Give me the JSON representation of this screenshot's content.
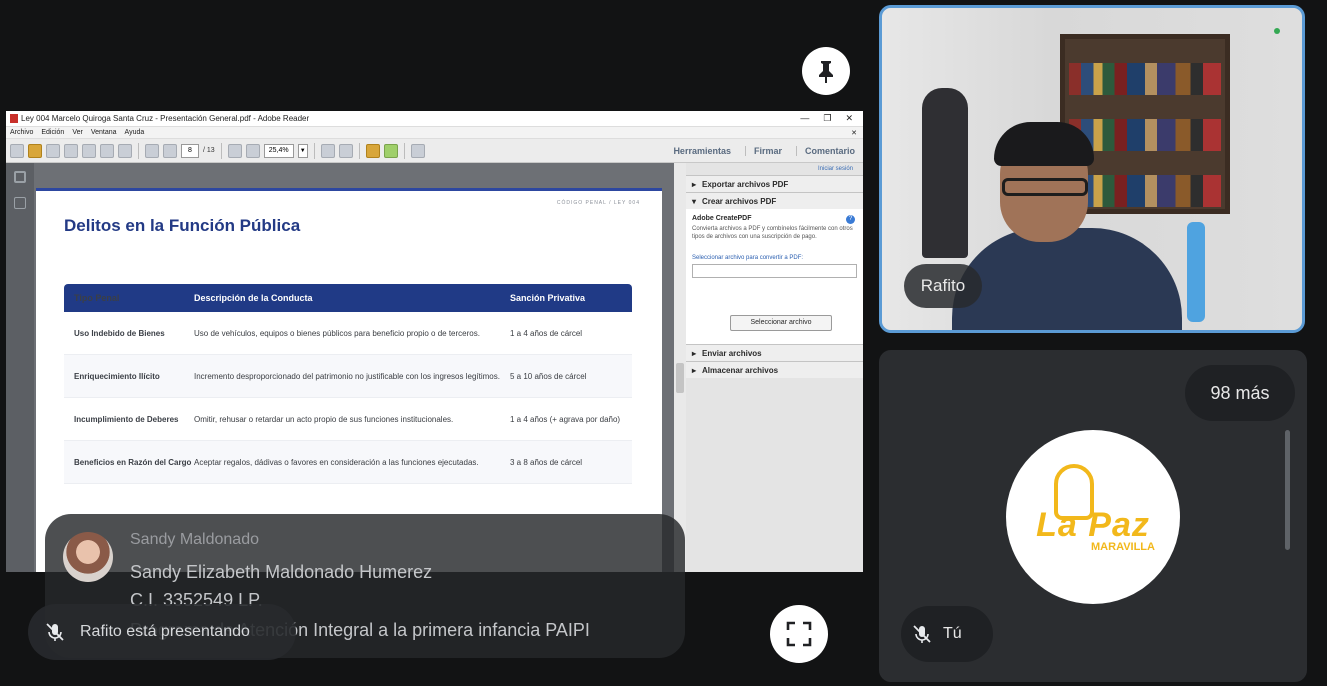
{
  "reader": {
    "window_title": "Ley 004 Marcelo Quiroga Santa Cruz - Presentación General.pdf - Adobe Reader",
    "menu": [
      "Archivo",
      "Edición",
      "Ver",
      "Ventana",
      "Ayuda"
    ],
    "page_current": "8",
    "page_total": "/ 13",
    "zoom": "25,4%",
    "right_tabs": [
      "Herramientas",
      "Firmar",
      "Comentario"
    ],
    "sign_in": "Iniciar sesión",
    "panel": {
      "export": "Exportar archivos PDF",
      "create": "Crear archivos PDF",
      "create_title": "Adobe CreatePDF",
      "create_desc": "Convierta archivos a PDF y combínelos fácilmente con otros tipos de archivos con una suscripción de pago.",
      "select_label": "Seleccionar archivo para convertir a PDF:",
      "select_button": "Seleccionar archivo",
      "send": "Enviar archivos",
      "store": "Almacenar archivos"
    }
  },
  "slide": {
    "code_tag": "CÓDIGO PENAL / LEY 004",
    "title": "Delitos en la Función Pública",
    "headers": [
      "Tipo Penal",
      "Descripción de la Conducta",
      "Sanción Privativa"
    ],
    "rows": [
      [
        "Uso Indebido de Bienes",
        "Uso de vehículos, equipos o bienes públicos para beneficio propio o de terceros.",
        "1 a 4 años de cárcel"
      ],
      [
        "Enriquecimiento Ilícito",
        "Incremento desproporcionado del patrimonio no justificable con los ingresos legítimos.",
        "5 a 10 años de cárcel"
      ],
      [
        "Incumplimiento de Deberes",
        "Omitir, rehusar o retardar un acto propio de sus funciones institucionales.",
        "1 a 4 años (+ agrava por daño)"
      ],
      [
        "Beneficios en Razón del Cargo",
        "Aceptar regalos, dádivas o favores en consideración a las funciones ejecutadas.",
        "3 a 8 años de cárcel"
      ]
    ]
  },
  "caption": {
    "name": "Sandy Maldonado",
    "lines": [
      "Sandy Elizabeth Maldonado Humerez",
      "C.I. 3352549 LP.",
      "Programa de Atención Integral a la primera infancia  PAIPI"
    ]
  },
  "presenting": "Rafito está presentando",
  "participants": {
    "rafito_name": "Rafito",
    "more": "98 más",
    "you": "Tú",
    "logo_main": "La Paz",
    "logo_sub": "MARAVILLA"
  }
}
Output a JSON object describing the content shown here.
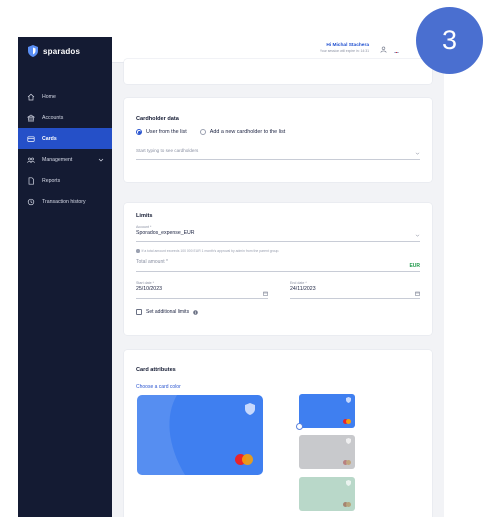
{
  "brand": {
    "name": "sparados"
  },
  "sidebar": {
    "items": [
      {
        "label": "Home",
        "icon": "home-icon",
        "active": false
      },
      {
        "label": "Accounts",
        "icon": "bank-icon",
        "active": false
      },
      {
        "label": "Cards",
        "icon": "card-icon",
        "active": true
      },
      {
        "label": "Management",
        "icon": "users-icon",
        "active": false
      },
      {
        "label": "Reports",
        "icon": "document-icon",
        "active": false
      },
      {
        "label": "Transaction history",
        "icon": "history-icon",
        "active": false
      }
    ]
  },
  "header": {
    "greeting": "Hi Michal Stachera",
    "session": "Your session will expire in: 14:31",
    "icons": [
      "user-icon",
      "flag-icon"
    ]
  },
  "cardholder": {
    "title": "Cardholder data",
    "option_list": "User from the list",
    "option_new": "Add a new cardholder to the list",
    "search_placeholder": "Start typing to see cardholders"
  },
  "limits": {
    "title": "Limits",
    "account_label": "Account *",
    "account_value": "Sporados_expense_EUR",
    "hint": "If a total amount exceeds 100 000 EUR 1 month's approval by admin from the parent group.",
    "total_placeholder": "Total amount *",
    "currency": "EUR",
    "start_label": "Start date *",
    "start_value": "25/10/2023",
    "end_label": "End date *",
    "end_value": "24/11/2023",
    "additional_limits": "Set additional limits"
  },
  "attributes": {
    "title": "Card attributes",
    "subtitle": "Choose a card color",
    "colors": [
      "#3f7ff0",
      "#c8c9cc",
      "#b9d8c9"
    ],
    "selected_index": 0
  },
  "step_badge": "3",
  "colors": {
    "sidebar": "#141b33",
    "accent": "#2550c8",
    "currency": "#1f9a4a",
    "badge": "#4a6fd0"
  }
}
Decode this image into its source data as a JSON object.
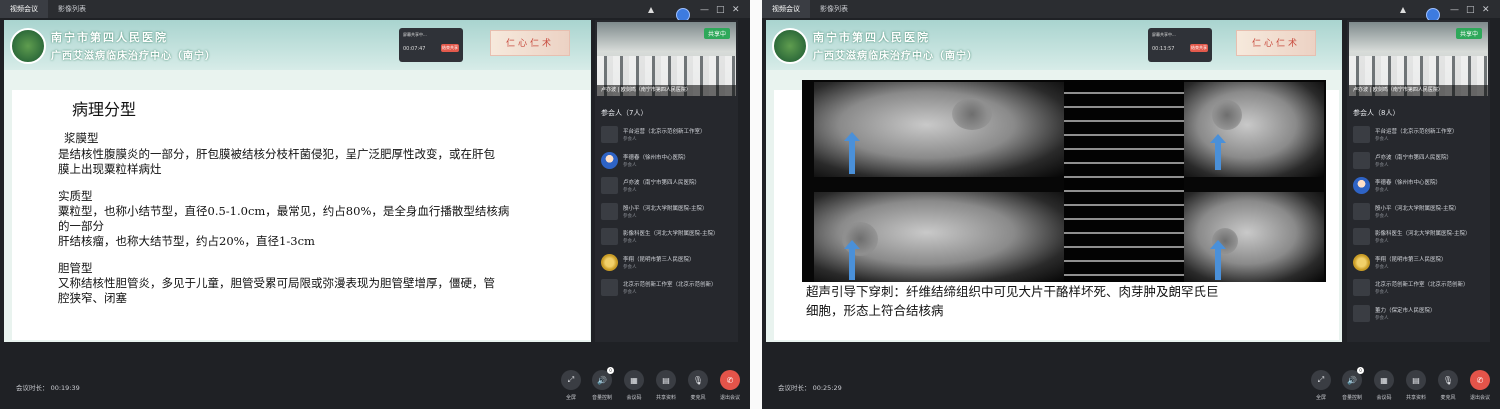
{
  "left": {
    "tabs": [
      "视频会议",
      "影像列表"
    ],
    "hospital": {
      "line1": "南宁市第四人民医院",
      "line2": "广西艾滋病临床治疗中心（南宁）"
    },
    "popup": {
      "title": "屏幕共享中...",
      "time": "00:07:47",
      "stop": "结束共享"
    },
    "calligraphy": "仁心仁术",
    "slide": {
      "title": "病理分型",
      "lines": [
        "浆膜型",
        "是结核性腹膜炎的一部分，肝包膜被结核分枝杆菌侵犯，呈广泛肥厚性改变，或在肝包",
        "膜上出现粟粒样病灶",
        "实质型",
        "粟粒型，也称小结节型，直径0.5-1.0cm，最常见，约占80%，是全身血行播散型结核病",
        "的一部分",
        "肝结核瘤，也称大结节型，约占20%，直径1-3cm",
        "胆管型",
        "又称结核性胆管炎，多见于儿童，胆管受累可局限或弥漫表现为胆管壁增厚，僵硬，管",
        "腔狭窄、闭塞"
      ]
    },
    "video": {
      "sharing": "共享中",
      "caption": "卢亦波 | 欧剑鸣（南宁市第四人民医院）"
    },
    "participants_title": "参会人（7人）",
    "participants": [
      {
        "name": "平台运营（北京示范创新工作室）",
        "role": "参会人",
        "avatar": "none"
      },
      {
        "name": "李德春（徐州市中心医院）",
        "role": "参会人",
        "avatar": "photo"
      },
      {
        "name": "卢亦波（南宁市第四人民医院）",
        "role": "参会人",
        "avatar": "none"
      },
      {
        "name": "殷小平（河北大学附属医院-主院）",
        "role": "参会人",
        "avatar": "none"
      },
      {
        "name": "影像科医生（河北大学附属医院-主院）",
        "role": "参会人",
        "avatar": "none"
      },
      {
        "name": "李翔（昆明市第三人民医院）",
        "role": "参会人",
        "avatar": "gold"
      },
      {
        "name": "北京示范创新工作室（北京示范创新）",
        "role": "参会人",
        "avatar": "none"
      }
    ],
    "duration": "会议时长： 00:19:39"
  },
  "right": {
    "tabs": [
      "视频会议",
      "影像列表"
    ],
    "hospital": {
      "line1": "南宁市第四人民医院",
      "line2": "广西艾滋病临床治疗中心（南宁）"
    },
    "popup": {
      "title": "屏幕共享中...",
      "time": "00:13:57",
      "stop": "结束共享"
    },
    "calligraphy": "仁心仁术",
    "caption": [
      "超声引导下穿刺：纤维结缔组织中可见大片干酪样坏死、肉芽肿及朗罕氏巨",
      "细胞，形态上符合结核病"
    ],
    "video": {
      "sharing": "共享中",
      "caption": "卢亦波 | 欧剑鸣（南宁市第四人民医院）"
    },
    "participants_title": "参会人（8人）",
    "participants": [
      {
        "name": "平台运营（北京示范创新工作室）",
        "role": "参会人",
        "avatar": "none"
      },
      {
        "name": "卢亦波（南宁市第四人民医院）",
        "role": "参会人",
        "avatar": "none"
      },
      {
        "name": "李德春（徐州市中心医院）",
        "role": "参会人",
        "avatar": "photo"
      },
      {
        "name": "殷小平（河北大学附属医院-主院）",
        "role": "参会人",
        "avatar": "none"
      },
      {
        "name": "影像科医生（河北大学附属医院-主院）",
        "role": "参会人",
        "avatar": "none"
      },
      {
        "name": "李翔（昆明市第三人民医院）",
        "role": "参会人",
        "avatar": "gold"
      },
      {
        "name": "北京示范创新工作室（北京示范创新）",
        "role": "参会人",
        "avatar": "none"
      },
      {
        "name": "董力（保定市人民医院）",
        "role": "参会人",
        "avatar": "none"
      }
    ],
    "duration": "会议时长： 00:25:29"
  },
  "controls": [
    {
      "icon": "fullscreen-icon",
      "glyph": "⤢",
      "label": "全屏"
    },
    {
      "icon": "volume-icon",
      "glyph": "🔊",
      "label": "音量控制",
      "badge": "0"
    },
    {
      "icon": "qrcode-icon",
      "glyph": "▦",
      "label": "会议码"
    },
    {
      "icon": "document-icon",
      "glyph": "▤",
      "label": "共享资料"
    },
    {
      "icon": "microphone-icon",
      "glyph": "🎙",
      "label": "麦克风"
    },
    {
      "icon": "hangup-icon",
      "glyph": "✆",
      "label": "退出会议",
      "red": true
    }
  ]
}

- - - -

*What is needed*
Tally up how many lines in the preceding listing contain the word "glyph". Give nothing but the number.

*Solution*
6